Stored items
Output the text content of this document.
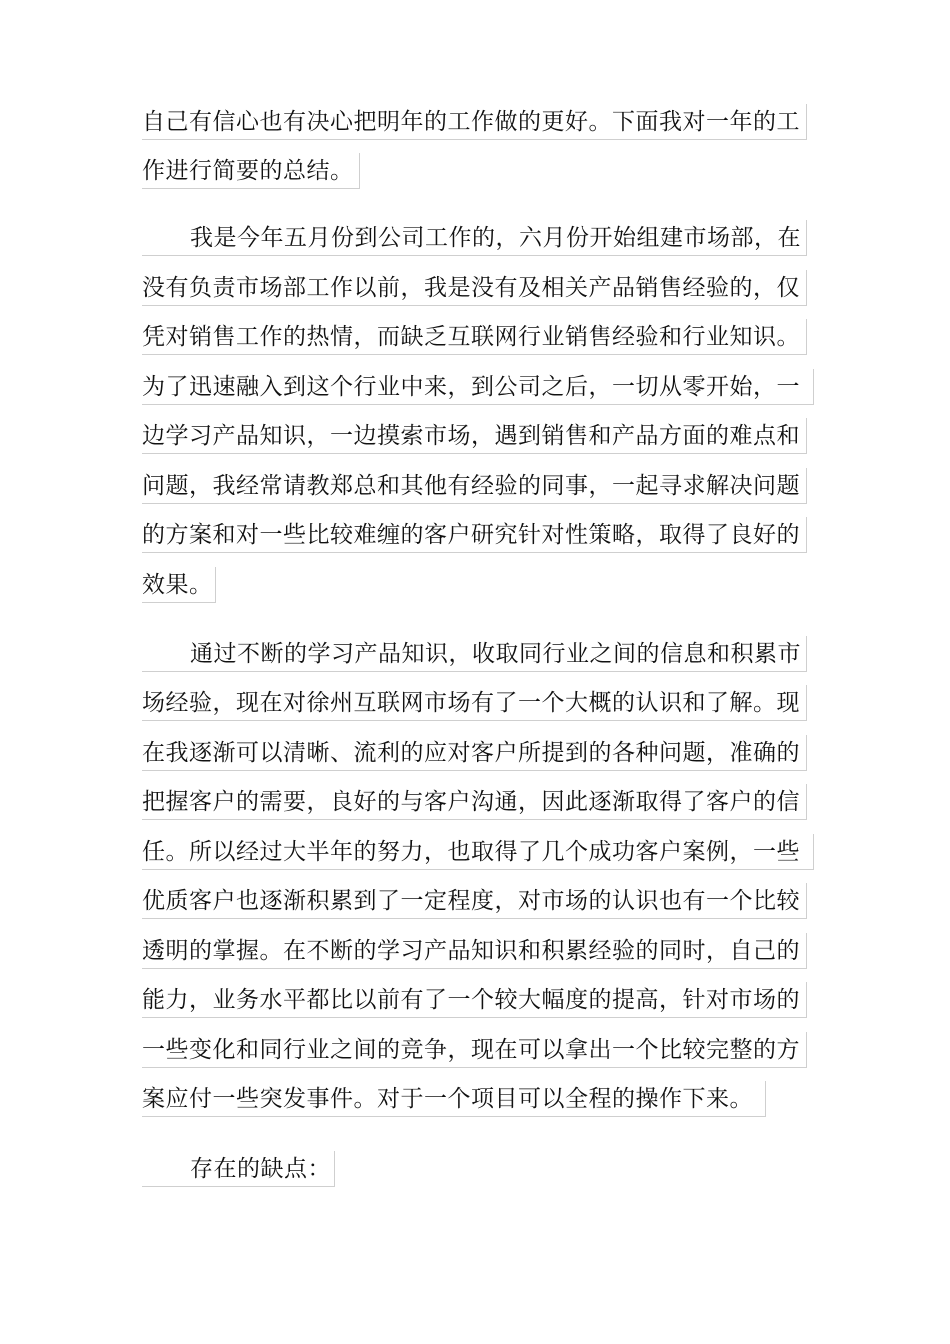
自己有信心也有决心把明年的工作做的更好。下面我对一年的工
作进行简要的总结。
我是今年五月份到公司工作的，六月份开始组建市场部，在
没有负责市场部工作以前，我是没有及相关产品销售经验的，仅
凭对销售工作的热情，而缺乏互联网行业销售经验和行业知识。
为了迅速融入到这个行业中来，到公司之后，一切从零开始，一
边学习产品知识，一边摸索市场，遇到销售和产品方面的难点和
问题，我经常请教郑总和其他有经验的同事，一起寻求解决问题
的方案和对一些比较难缠的客户研究针对性策略，取得了良好的
效果。
通过不断的学习产品知识，收取同行业之间的信息和积累市
场经验，现在对徐州互联网市场有了一个大概的认识和了解。现
在我逐渐可以清晰、流利的应对客户所提到的各种问题，准确的
把握客户的需要，良好的与客户沟通，因此逐渐取得了客户的信
任。所以经过大半年的努力，也取得了几个成功客户案例，一些
优质客户也逐渐积累到了一定程度，对市场的认识也有一个比较
透明的掌握。在不断的学习产品知识和积累经验的同时，自己的
能力，业务水平都比以前有了一个较大幅度的提高，针对市场的
一些变化和同行业之间的竞争，现在可以拿出一个比较完整的方
案应付一些突发事件。对于一个项目可以全程的操作下来。
存在的缺点：
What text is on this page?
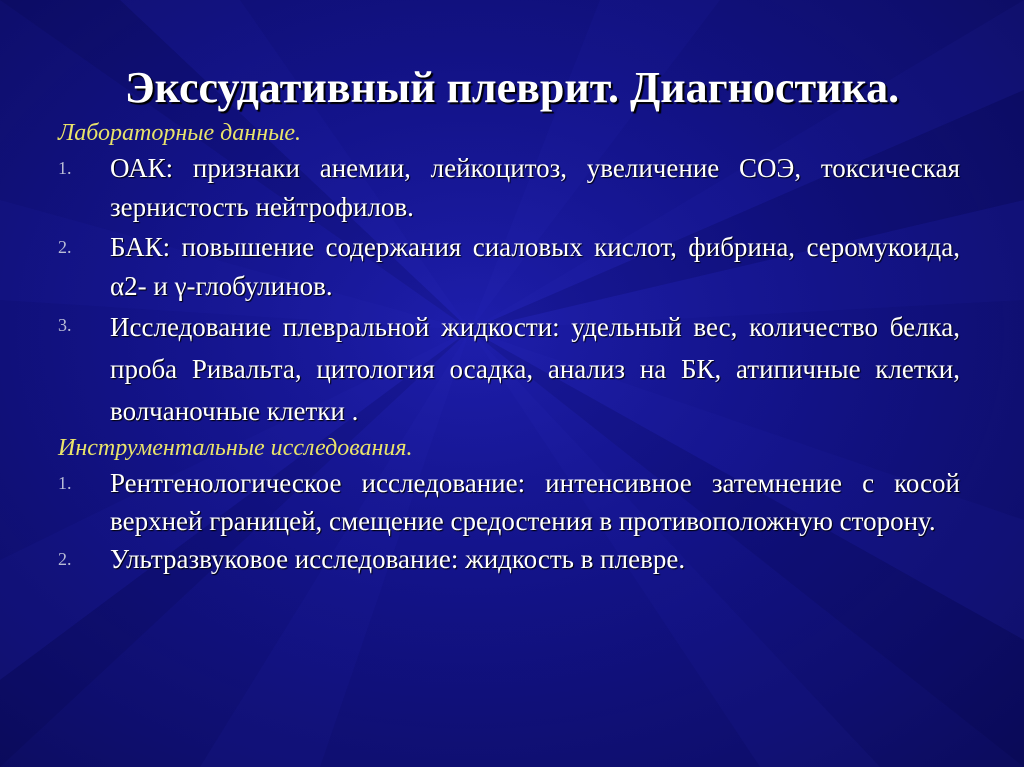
Экссудативный плеврит. Диагностика.
Лабораторные данные.
1. ОАК: признаки анемии, лейкоцитоз, увеличение СОЭ, токсическая зернистость нейтрофилов.
2. БАК: повышение содержания сиаловых кислот, фибрина, серомукоида, α2- и γ-глобулинов.
3. Исследование плевральной жидкости: удельный вес, количество белка, проба Ривальта, цитология осадка, анализ на БК, атипичные клетки, волчаночные клетки .
Инструментальные исследования.
1. Рентгенологическое исследование: интенсивное затемнение с косой верхней границей, смещение средостения в противоположную сторону.
2. Ультразвуковое исследование: жидкость в плевре.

→ WRITTEN PROBLEM: From the records given above, copy all lines containing "this".

→ WRITTEN ANSWER:
Output the text content of this document.
What text is on this page?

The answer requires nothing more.